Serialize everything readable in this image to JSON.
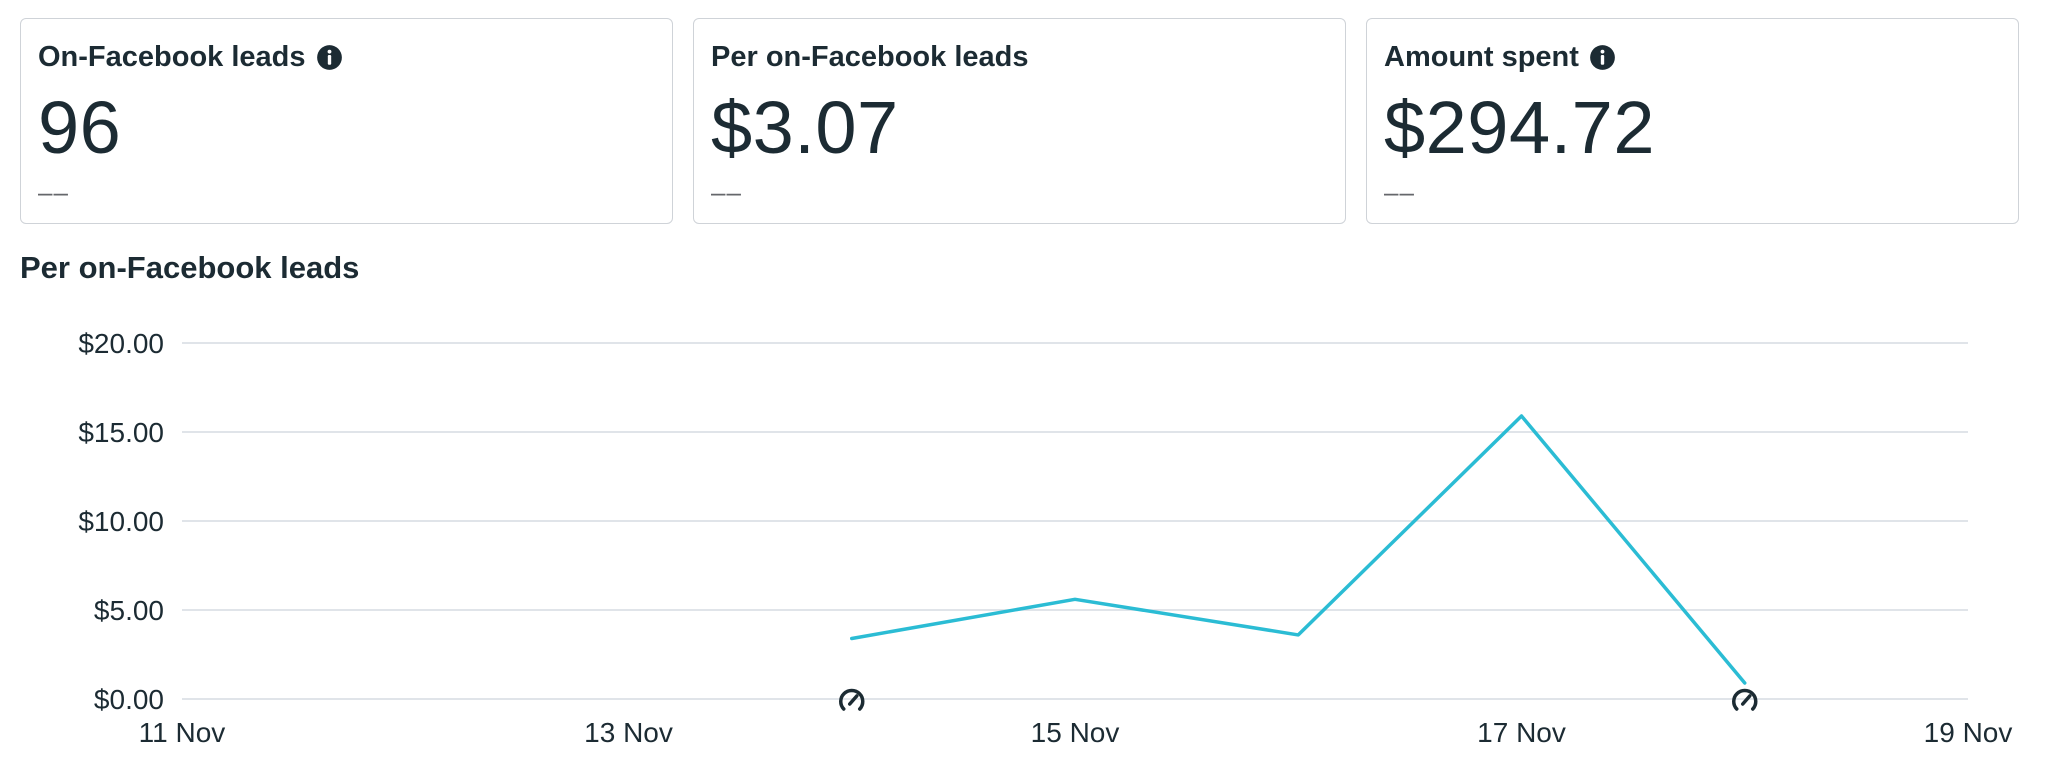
{
  "cards": [
    {
      "title": "On-Facebook leads",
      "has_info": true,
      "value": "96",
      "delta": "––"
    },
    {
      "title": "Per on-Facebook leads",
      "has_info": false,
      "value": "$3.07",
      "delta": "––"
    },
    {
      "title": "Amount spent",
      "has_info": true,
      "value": "$294.72",
      "delta": "––"
    }
  ],
  "chart_title": "Per on-Facebook leads",
  "chart_data": {
    "type": "line",
    "xlim": [
      "11 Nov",
      "19 Nov"
    ],
    "x_ticks": [
      "11 Nov",
      "13 Nov",
      "15 Nov",
      "17 Nov",
      "19 Nov"
    ],
    "y_ticks": [
      "$0.00",
      "$5.00",
      "$10.00",
      "$15.00",
      "$20.00"
    ],
    "ylim": [
      0,
      20
    ],
    "grid": true,
    "series": [
      {
        "color": "#2bbcd4",
        "points": [
          {
            "x": "14 Nov",
            "y": 3.4
          },
          {
            "x": "15 Nov",
            "y": 5.6
          },
          {
            "x": "16 Nov",
            "y": 3.6
          },
          {
            "x": "17 Nov",
            "y": 15.9
          },
          {
            "x": "18 Nov",
            "y": 0.9
          }
        ]
      }
    ],
    "markers": [
      {
        "x": "14 Nov",
        "icon": "gauge-icon"
      },
      {
        "x": "18 Nov",
        "icon": "gauge-icon"
      }
    ]
  },
  "colors": {
    "line": "#2bbcd4",
    "grid": "#d5dbe2",
    "text": "#1c2b33"
  }
}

### Written instruction
Among the records above, find each line holding the string "leads" and pull it out.

### The completed task
      "title": "On-Facebook leads",
      "title": "Per on-Facebook leads",
  "chart_title": "Per on-Facebook leads",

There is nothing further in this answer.